>> Begin SUPPLIED DATA

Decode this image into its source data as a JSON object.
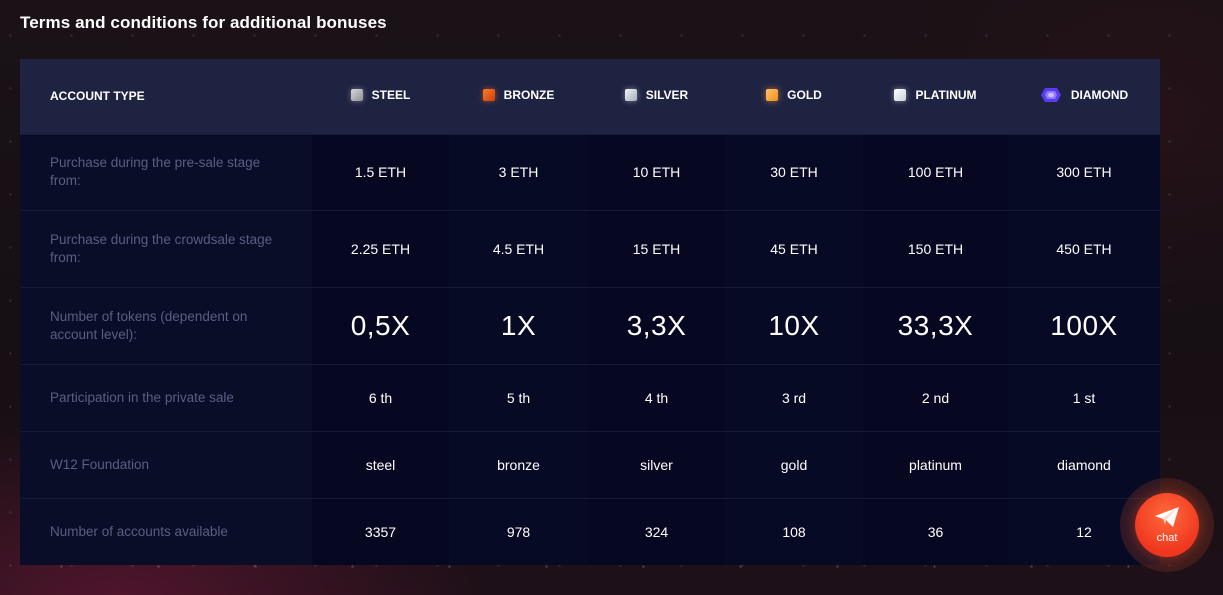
{
  "page": {
    "title": "Terms and conditions for additional bonuses"
  },
  "table": {
    "header": {
      "account_type": "ACCOUNT TYPE",
      "tiers": [
        {
          "label": "STEEL",
          "icon": "steel-chip-icon",
          "color": "#b9b9be"
        },
        {
          "label": "BRONZE",
          "icon": "bronze-chip-icon",
          "color": "#e8601c"
        },
        {
          "label": "SILVER",
          "icon": "silver-chip-icon",
          "color": "#c9cfd6"
        },
        {
          "label": "GOLD",
          "icon": "gold-chip-icon",
          "color": "#f9a93f"
        },
        {
          "label": "PLATINUM",
          "icon": "platinum-chip-icon",
          "color": "#e6ebf1"
        },
        {
          "label": "DIAMOND",
          "icon": "diamond-gem-icon",
          "color": "#6a4cff"
        }
      ]
    },
    "rows": [
      {
        "label": "Purchase during the pre-sale stage from:",
        "values": [
          "1.5 ETH",
          "3 ETH",
          "10 ETH",
          "30 ETH",
          "100 ETH",
          "300 ETH"
        ]
      },
      {
        "label": "Purchase during the crowdsale stage from:",
        "values": [
          "2.25 ETH",
          "4.5 ETH",
          "15 ETH",
          "45 ETH",
          "150 ETH",
          "450 ETH"
        ]
      },
      {
        "label": "Number of tokens (dependent on account level):",
        "values": [
          "0,5X",
          "1X",
          "3,3X",
          "10X",
          "33,3X",
          "100X"
        ]
      },
      {
        "label": "Participation in the private sale",
        "values": [
          "6 th",
          "5 th",
          "4 th",
          "3 rd",
          "2 nd",
          "1 st"
        ]
      },
      {
        "label": "W12 Foundation",
        "values": [
          "steel",
          "bronze",
          "silver",
          "gold",
          "platinum",
          "diamond"
        ]
      },
      {
        "label": "Number of accounts available",
        "values": [
          "3357",
          "978",
          "324",
          "108",
          "36",
          "12"
        ]
      }
    ]
  },
  "chat": {
    "label": "chat",
    "icon": "paper-plane-icon",
    "color": "#f0361f"
  }
}
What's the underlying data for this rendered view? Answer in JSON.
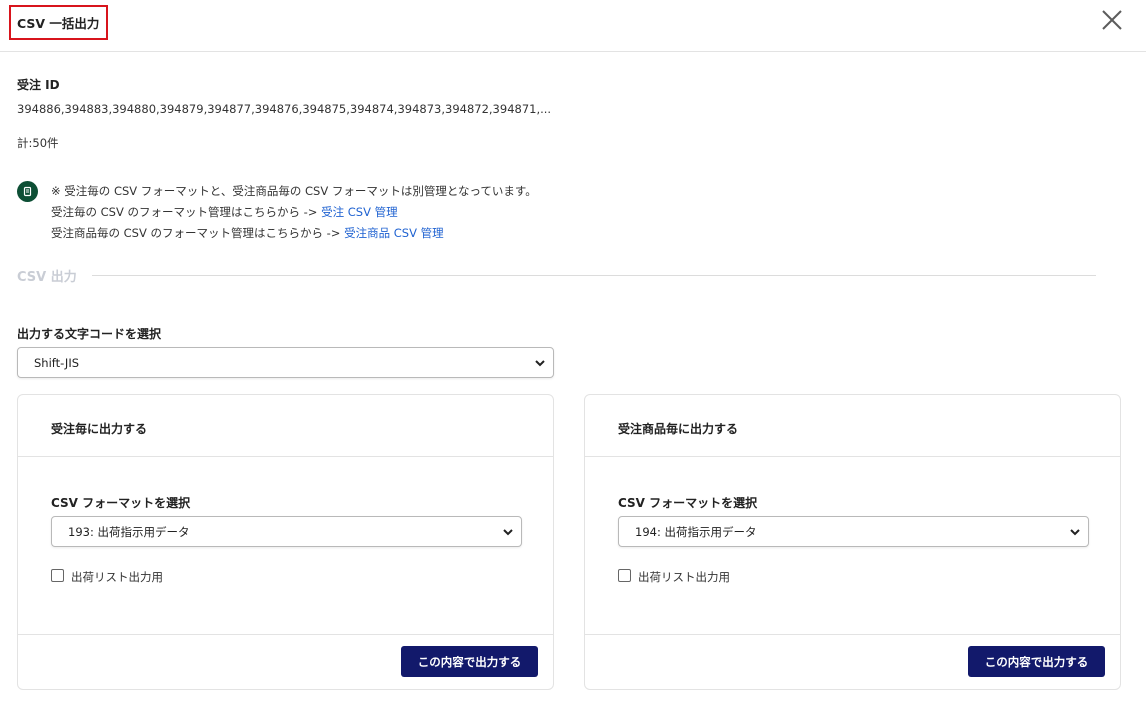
{
  "header": {
    "title": "CSV 一括出力",
    "close_icon": "close-icon"
  },
  "order_ids": {
    "label": "受注 ID",
    "value": "394886,394883,394880,394879,394877,394876,394875,394874,394873,394872,394871,...",
    "total": "計:50件"
  },
  "notice": {
    "icon": "info-icon",
    "line1": "※ 受注毎の CSV フォーマットと、受注商品毎の CSV フォーマットは別管理となっています。",
    "line2_prefix": "受注毎の CSV のフォーマット管理はこちらから ->",
    "line2_link": "受注 CSV 管理",
    "line3_prefix": "受注商品毎の CSV のフォーマット管理はこちらから ->",
    "line3_link": "受注商品 CSV 管理"
  },
  "section": {
    "title": "CSV 出力"
  },
  "encoding": {
    "label": "出力する文字コードを選択",
    "selected": "Shift-JIS"
  },
  "cards": [
    {
      "title": "受注毎に出力する",
      "format_label": "CSV フォーマットを選択",
      "format_selected": "193: 出荷指示用データ",
      "checkbox_label": "出荷リスト出力用",
      "checked": false,
      "submit_label": "この内容で出力する"
    },
    {
      "title": "受注商品毎に出力する",
      "format_label": "CSV フォーマットを選択",
      "format_selected": "194: 出荷指示用データ",
      "checkbox_label": "出荷リスト出力用",
      "checked": false,
      "submit_label": "この内容で出力する"
    }
  ],
  "colors": {
    "highlight_border": "#d8141c",
    "primary_button": "#12196b",
    "link": "#1f62d1",
    "info_icon_bg": "#0d4f35",
    "section_title": "#c9cdd5"
  }
}
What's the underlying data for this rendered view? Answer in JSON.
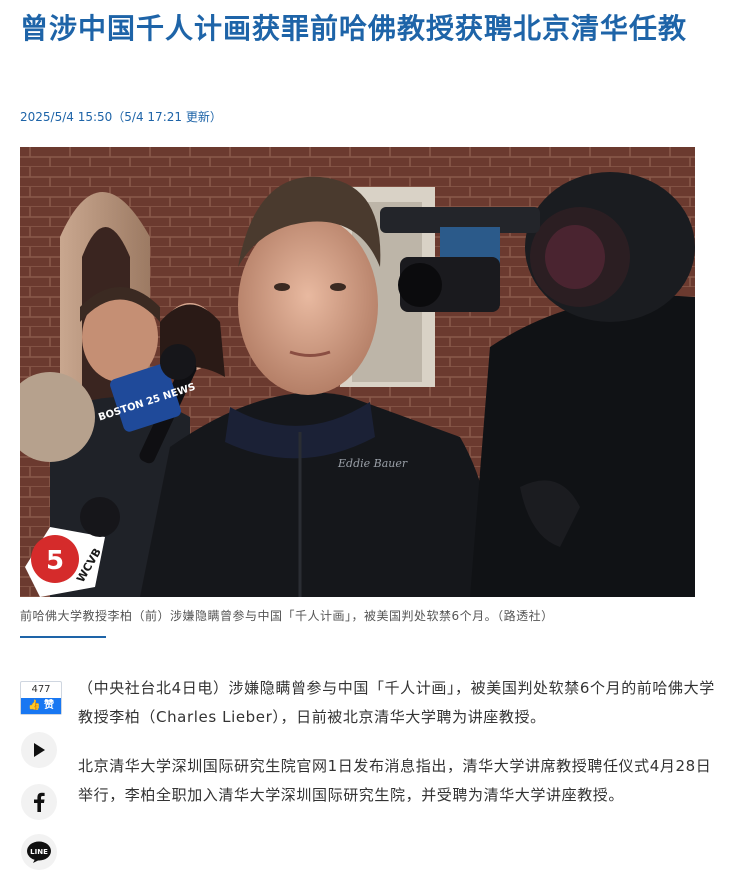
{
  "headline": "曾涉中国千人计画获罪前哈佛教授获聘北京清华任教",
  "timestamp": "2025/5/4 15:50（5/4 17:21 更新）",
  "photo": {
    "mic_1": "BOSTON 25 NEWS",
    "mic_2": "WCVB",
    "mic_2_digit": "5",
    "jacket_brand": "Eddie Bauer"
  },
  "caption": "前哈佛大学教授李柏（前）涉嫌隐瞒曾参与中国「千人计画」，被美国判处软禁6个月。（路透社）",
  "social": {
    "like_count": "477",
    "like_label": "👍 赞",
    "line_label": "LINE"
  },
  "article": {
    "paragraphs": [
      "（中央社台北4日电）涉嫌隐瞒曾参与中国「千人计画」，被美国判处软禁6个月的前哈佛大学教授李柏（Charles Lieber），日前被北京清华大学聘为讲座教授。",
      "北京清华大学深圳国际研究生院官网1日发布消息指出，清华大学讲席教授聘任仪式4月28日举行，李柏全职加入清华大学深圳国际研究生院，并受聘为清华大学讲座教授。"
    ]
  }
}
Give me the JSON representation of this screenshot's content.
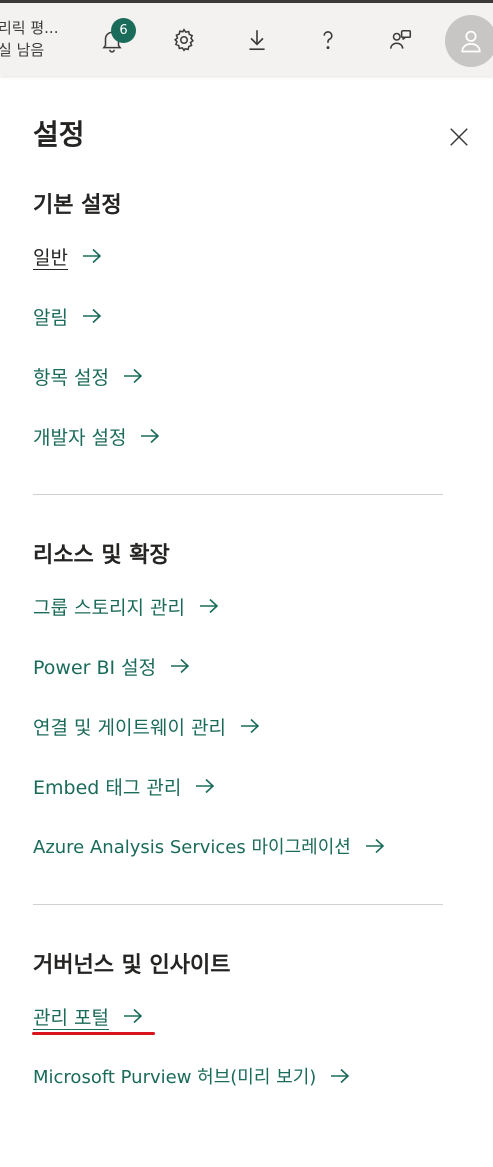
{
  "topbar": {
    "trial_line1": "리릭 평...",
    "trial_line2": "실 남음",
    "notification_count": "6",
    "icons": [
      "bell-icon",
      "gear-icon",
      "download-icon",
      "help-icon",
      "feedback-icon",
      "avatar-icon"
    ]
  },
  "panel": {
    "title": "설정",
    "sections": [
      {
        "title": "기본 설정",
        "links": [
          "일반",
          "알림",
          "항목 설정",
          "개발자 설정"
        ]
      },
      {
        "title": "리소스 및 확장",
        "links": [
          "그룹 스토리지 관리",
          "Power BI 설정",
          "연결 및 게이트웨이 관리",
          "Embed 태그 관리",
          "Azure Analysis Services 마이그레이션"
        ]
      },
      {
        "title": "거버넌스 및 인사이트",
        "links": [
          "관리 포털",
          "Microsoft Purview 허브(미리 보기)"
        ]
      }
    ]
  },
  "colors": {
    "accent": "#1b6b5a",
    "highlight": "#d9141e",
    "topbar_bg": "#f3f2f1"
  }
}
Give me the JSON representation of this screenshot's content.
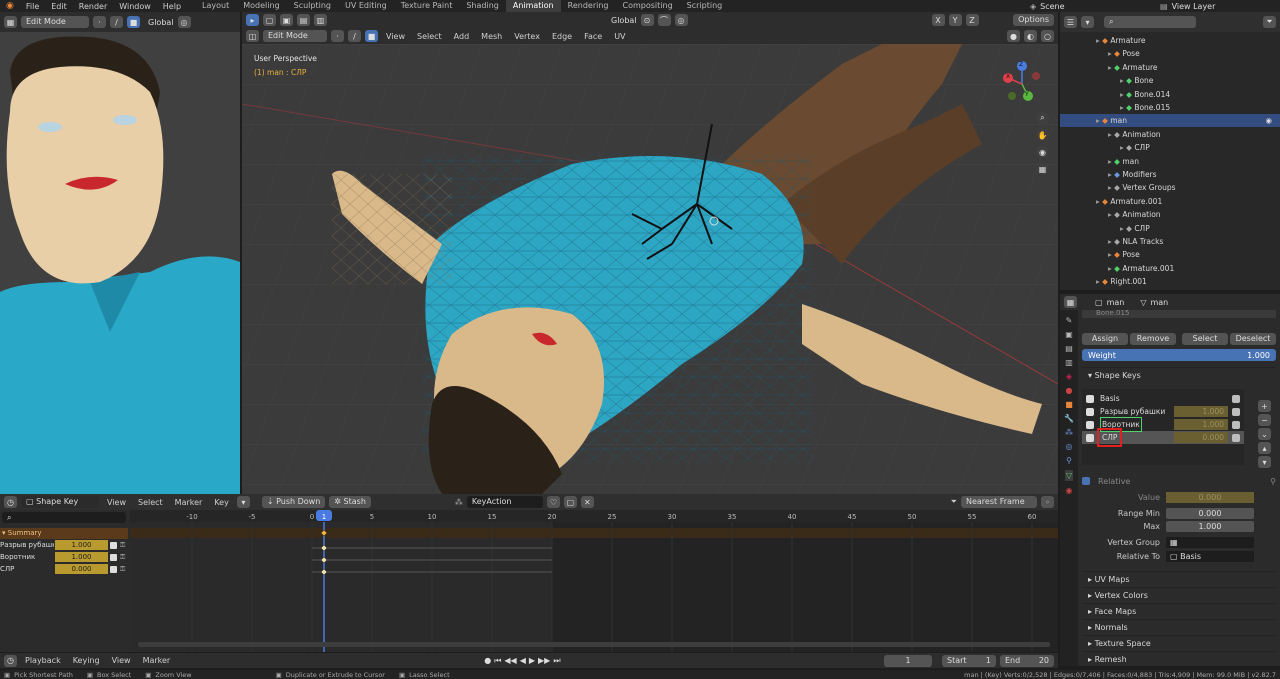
{
  "topbar": {
    "menus": [
      "File",
      "Edit",
      "Render",
      "Window",
      "Help"
    ],
    "workspace_tabs": [
      {
        "label": "Layout",
        "active": false
      },
      {
        "label": "Modeling",
        "active": false
      },
      {
        "label": "Sculpting",
        "active": false
      },
      {
        "label": "UV Editing",
        "active": false
      },
      {
        "label": "Texture Paint",
        "active": false
      },
      {
        "label": "Shading",
        "active": false
      },
      {
        "label": "Animation",
        "active": true
      },
      {
        "label": "Rendering",
        "active": false
      },
      {
        "label": "Compositing",
        "active": false
      },
      {
        "label": "Scripting",
        "active": false
      }
    ],
    "scene": "Scene",
    "view_layer": "View Layer"
  },
  "left_view": {
    "mode": "Edit Mode",
    "orientation": "Global"
  },
  "viewport": {
    "mode": "Edit Mode",
    "orientation": "Global",
    "menus": [
      "View",
      "Select",
      "Add",
      "Mesh",
      "Vertex",
      "Edge",
      "Face",
      "UV"
    ],
    "overlay_title": "User Perspective",
    "overlay_sub": "(1) man : СЛР",
    "options": "Options",
    "gizmo": {
      "x": "X",
      "y": "Y",
      "z": "Z"
    }
  },
  "outliner": {
    "rows": [
      {
        "label": "Armature",
        "indent": 0,
        "icon": "orange"
      },
      {
        "label": "Pose",
        "indent": 1,
        "icon": "orange"
      },
      {
        "label": "Armature",
        "indent": 1,
        "icon": "green"
      },
      {
        "label": "Bone",
        "indent": 2,
        "icon": "green"
      },
      {
        "label": "Bone.014",
        "indent": 2,
        "icon": "green"
      },
      {
        "label": "Bone.015",
        "indent": 2,
        "icon": "green"
      },
      {
        "label": "man",
        "indent": 0,
        "icon": "orange",
        "selected": true
      },
      {
        "label": "Animation",
        "indent": 1,
        "icon": "gray"
      },
      {
        "label": "СЛР",
        "indent": 2,
        "icon": "gray"
      },
      {
        "label": "man",
        "indent": 1,
        "icon": "green"
      },
      {
        "label": "Modifiers",
        "indent": 1,
        "icon": "blue"
      },
      {
        "label": "Vertex Groups",
        "indent": 1,
        "icon": "gray"
      },
      {
        "label": "Armature.001",
        "indent": 0,
        "icon": "orange"
      },
      {
        "label": "Animation",
        "indent": 1,
        "icon": "gray"
      },
      {
        "label": "СЛР",
        "indent": 2,
        "icon": "gray"
      },
      {
        "label": "NLA Tracks",
        "indent": 1,
        "icon": "gray"
      },
      {
        "label": "Pose",
        "indent": 1,
        "icon": "orange"
      },
      {
        "label": "Armature.001",
        "indent": 1,
        "icon": "green"
      },
      {
        "label": "Right.001",
        "indent": 0,
        "icon": "orange"
      }
    ]
  },
  "properties": {
    "object_name": "man",
    "mesh_name": "man",
    "clipped_label": "Bone.015",
    "buttons": {
      "assign": "Assign",
      "remove": "Remove",
      "select": "Select",
      "deselect": "Deselect"
    },
    "weight_label": "Weight",
    "weight_value": "1.000",
    "shape_keys_title": "Shape Keys",
    "shape_keys": [
      {
        "name": "Basis",
        "value": ""
      },
      {
        "name": "Разрыв рубашки",
        "value": "1.000"
      },
      {
        "name": "Воротник",
        "value": "1.000"
      },
      {
        "name": "СЛР",
        "value": "0.000"
      }
    ],
    "relative_label": "Relative",
    "value_label": "Value",
    "value": "0.000",
    "range_min_label": "Range Min",
    "range_min": "0.000",
    "max_label": "Max",
    "max": "1.000",
    "vertex_group_label": "Vertex Group",
    "relative_to_label": "Relative To",
    "relative_to": "Basis",
    "collapsed_panels": [
      "UV Maps",
      "Vertex Colors",
      "Face Maps",
      "Normals",
      "Texture Space",
      "Remesh"
    ]
  },
  "dopesheet": {
    "editor": "Shape Key Editor",
    "menus": [
      "View",
      "Select",
      "Marker",
      "Key"
    ],
    "push_down": "Push Down",
    "stash": "Stash",
    "action": "KeyAction",
    "snap": "Nearest Frame",
    "ticks": [
      "-10",
      "-5",
      "0",
      "1",
      "5",
      "10",
      "15",
      "20",
      "25",
      "30",
      "35",
      "40",
      "45",
      "50",
      "55",
      "60"
    ],
    "summary": "Summary",
    "channels": [
      {
        "name": "Разрыв рубашки",
        "value": "1.000"
      },
      {
        "name": "Воротник",
        "value": "1.000"
      },
      {
        "name": "СЛР",
        "value": "0.000"
      }
    ]
  },
  "playback": {
    "menus": [
      "Playback",
      "Keying",
      "View",
      "Marker"
    ],
    "current_frame": "1",
    "start_label": "Start",
    "start": "1",
    "end_label": "End",
    "end": "20"
  },
  "statusbar": {
    "items": [
      "Pick Shortest Path",
      "Box Select",
      "Zoom View",
      "Duplicate or Extrude to Cursor",
      "Lasso Select"
    ],
    "stats": "man | (Key) Verts:0/2,528 | Edges:0/7,406 | Faces:0/4,883 | Tris:4,909 | Mem: 99.0 MiB | v2.82.7"
  }
}
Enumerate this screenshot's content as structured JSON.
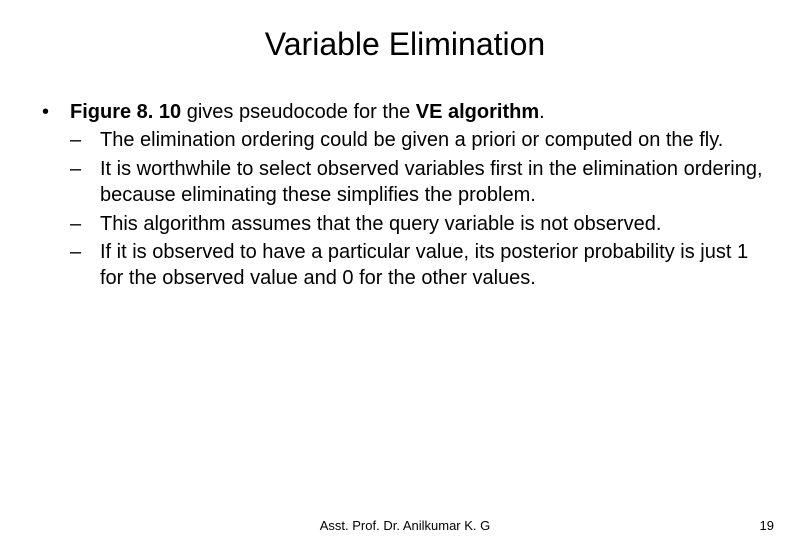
{
  "title": "Variable Elimination",
  "intro": {
    "fig_ref": "Figure 8. 10",
    "mid_text": " gives pseudocode for the ",
    "algo": "VE algorithm",
    "end_text": "."
  },
  "sub_bullets": [
    "The elimination ordering could be given a priori or computed on the fly.",
    "It is worthwhile to select observed variables first in the elimination ordering, because eliminating these simplifies the problem.",
    "This algorithm assumes that the query variable is not observed.",
    "If it is observed to have a particular value, its posterior probability is just 1 for the observed value and 0 for the other values."
  ],
  "markers": {
    "bullet": "•",
    "dash": "–"
  },
  "footer": {
    "author": "Asst. Prof. Dr. Anilkumar K. G",
    "page": "19"
  }
}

>> End SUPPLIED DATA

- OBJECTIVE:
Only the count is needed: the number of lines in the data that include the word "during".

- FINISHED TASK:
2